**Work to complete**
Check each line of the data for "bajtów" and select those that have it.
[start Provided entries]
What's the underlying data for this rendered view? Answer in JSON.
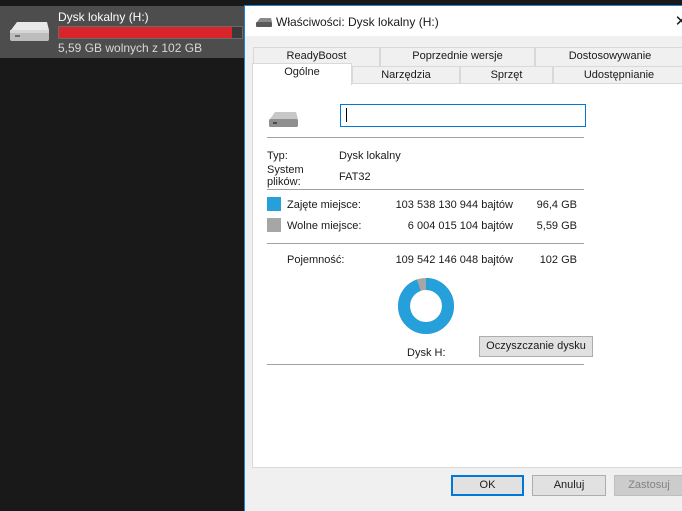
{
  "explorer": {
    "drive_name": "Dysk lokalny (H:)",
    "free_text": "5,59 GB wolnych z 102 GB",
    "used_fraction": 0.946,
    "bar_color": "#d9242c"
  },
  "dialog": {
    "title": "Właściwości: Dysk lokalny (H:)",
    "close_glyph": "✕",
    "tabs_back": [
      "ReadyBoost",
      "Poprzednie wersje",
      "Dostosowywanie"
    ],
    "tabs_front": [
      "Ogólne",
      "Narzędzia",
      "Sprzęt",
      "Udostępnianie"
    ],
    "active_tab": "Ogólne",
    "general": {
      "name_value": "",
      "type_label": "Typ:",
      "type_value": "Dysk lokalny",
      "fs_label": "System\nplików:",
      "fs_value": "FAT32",
      "used_label": "Zajęte miejsce:",
      "used_bytes": "103 538 130 944 bajtów",
      "used_gb": "96,4 GB",
      "free_label": "Wolne miejsce:",
      "free_bytes": "6 004 015 104 bajtów",
      "free_gb": "5,59 GB",
      "capacity_label": "Pojemność:",
      "capacity_bytes": "109 542 146 048 bajtów",
      "capacity_gb": "102 GB",
      "drive_label": "Dysk H:",
      "cleanup_button": "Oczyszczanie dysku",
      "used_color": "#26a0da",
      "free_color": "#a6a6a6",
      "used_fraction": 0.945
    },
    "buttons": {
      "ok": "OK",
      "cancel": "Anuluj",
      "apply": "Zastosuj"
    }
  }
}
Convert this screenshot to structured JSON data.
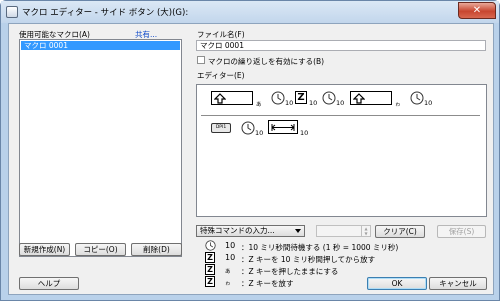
{
  "window": {
    "title": "マクロ エディター - サイド ボタン (大)(G):",
    "close": "✕"
  },
  "left": {
    "label": "使用可能なマクロ(A)",
    "share": "共有...",
    "macros": [
      "マクロ 0001"
    ],
    "buttons": {
      "new": "新規作成(N)",
      "copy": "コピー(O)",
      "delete": "削除(D)"
    }
  },
  "right": {
    "filename_label": "ファイル名(F)",
    "filename_value": "マクロ 0001",
    "repeat_label": "マクロの繰り返しを有効にする(B)",
    "editor_label": "エディター(E)",
    "sequence": [
      {
        "type": "key-up-down",
        "key": "⇧",
        "suffix": "あ"
      },
      {
        "type": "wait",
        "value": "10"
      },
      {
        "type": "key",
        "key": "Z",
        "value": "10"
      },
      {
        "type": "wait",
        "value": "10"
      },
      {
        "type": "key-up-down",
        "key": "⇧",
        "suffix": "ゎ"
      },
      {
        "type": "wait",
        "value": "10"
      },
      {
        "type": "dpi",
        "label": "DPI1"
      },
      {
        "type": "wait",
        "value": "10"
      },
      {
        "type": "scroll",
        "value": "10"
      }
    ],
    "special_command": "特殊コマンドの入力...",
    "clear": "クリア(C)",
    "save": "保存(S)"
  },
  "legend": [
    {
      "icon": "clock",
      "value": "10",
      "text": "：10 ミリ秒間待機する (1 秒 = 1000 ミリ秒)"
    },
    {
      "icon": "key-z",
      "value": "10",
      "text": "：Z キーを 10 ミリ秒間押してから放す"
    },
    {
      "icon": "key-z",
      "value": "あ",
      "text": "：Z キーを押したままにする"
    },
    {
      "icon": "key-z",
      "value": "ゎ",
      "text": "：Z キーを放す"
    }
  ],
  "footer": {
    "help": "ヘルプ",
    "ok": "OK",
    "cancel": "キャンセル"
  }
}
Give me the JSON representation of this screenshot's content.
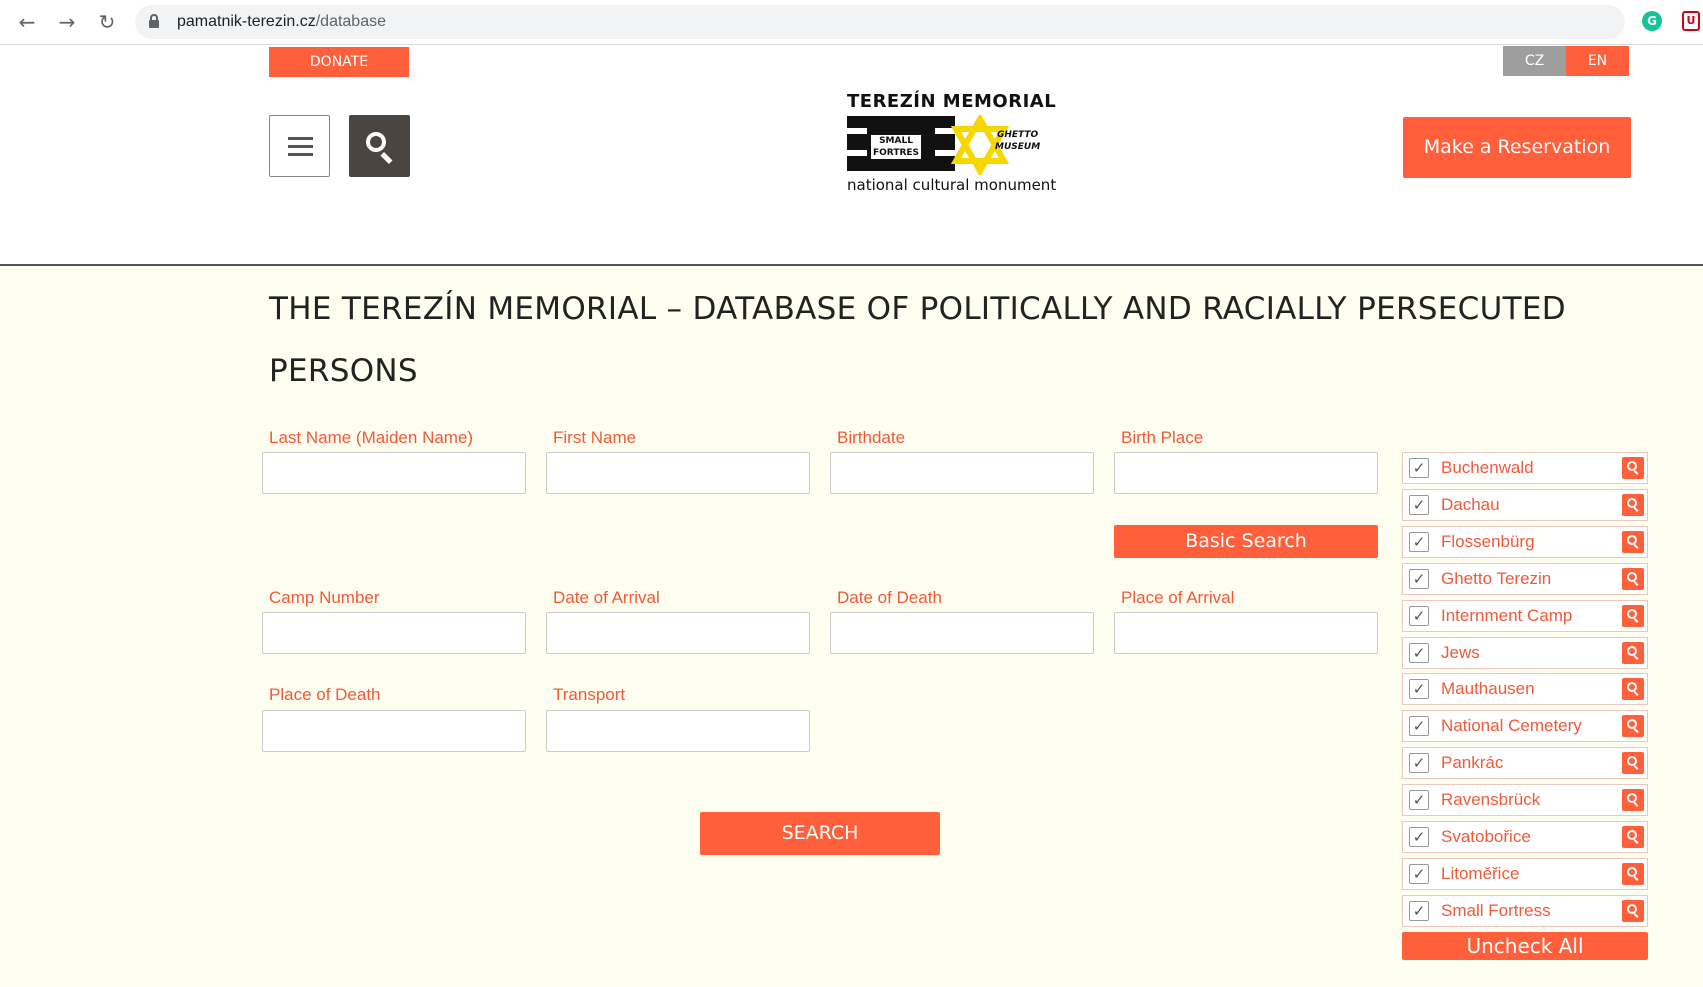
{
  "browser": {
    "url_host": "pamatnik-terezin.cz",
    "url_path": "/database",
    "ext_grammarly": "G",
    "ext_pocket": "U"
  },
  "header": {
    "donate_label": "DONATE",
    "lang_cz": "CZ",
    "lang_en": "EN",
    "reservation_label": "Make a Reservation",
    "logo": {
      "title": "TEREZÍN MEMORIAL",
      "small_fortress_line1": "SMALL",
      "small_fortress_line2": "FORTRES",
      "ghetto_museum_line1": "GHETTO",
      "ghetto_museum_line2": "MUSEUM",
      "subtitle": "national cultural monument"
    }
  },
  "page": {
    "title_line1": "THE TEREZÍN MEMORIAL – DATABASE OF POLITICALLY AND RACIALLY PERSECUTED",
    "title_line2": "PERSONS"
  },
  "form": {
    "last_name": {
      "label": "Last Name (Maiden Name)",
      "value": ""
    },
    "first_name": {
      "label": "First Name",
      "value": ""
    },
    "birthdate": {
      "label": "Birthdate",
      "value": ""
    },
    "birth_place": {
      "label": "Birth Place",
      "value": ""
    },
    "camp_number": {
      "label": "Camp Number",
      "value": ""
    },
    "date_of_arrival": {
      "label": "Date of Arrival",
      "value": ""
    },
    "date_of_death": {
      "label": "Date of Death",
      "value": ""
    },
    "place_of_arrival": {
      "label": "Place of Arrival",
      "value": ""
    },
    "place_of_death": {
      "label": "Place of Death",
      "value": ""
    },
    "transport": {
      "label": "Transport",
      "value": ""
    },
    "basic_search_label": "Basic Search",
    "search_label": "SEARCH"
  },
  "filters": {
    "check_glyph": "✓",
    "items": [
      {
        "label": "Buchenwald",
        "checked": true
      },
      {
        "label": "Dachau",
        "checked": true
      },
      {
        "label": "Flossenbürg",
        "checked": true
      },
      {
        "label": "Ghetto Terezin",
        "checked": true
      },
      {
        "label": "Internment Camp",
        "checked": true
      },
      {
        "label": "Jews",
        "checked": true
      },
      {
        "label": "Mauthausen",
        "checked": true
      },
      {
        "label": "National Cemetery",
        "checked": true
      },
      {
        "label": "Pankrác",
        "checked": true
      },
      {
        "label": "Ravensbrück",
        "checked": true
      },
      {
        "label": "Svatobořice",
        "checked": true
      },
      {
        "label": "Litoměřice",
        "checked": true
      },
      {
        "label": "Small Fortress",
        "checked": true
      }
    ],
    "uncheck_all_label": "Uncheck All"
  },
  "colors": {
    "accent": "#ff5f3a",
    "label_text": "#ef5a3a",
    "page_background": "#fefef0"
  }
}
[end Provided entries]
**Response below**
      "used_bytes": "103 538 130 944 bajtów",
      "free_bytes": "6 004 015 104 bajtów",
      "capacity_bytes": "109 542 146 048 bajtów",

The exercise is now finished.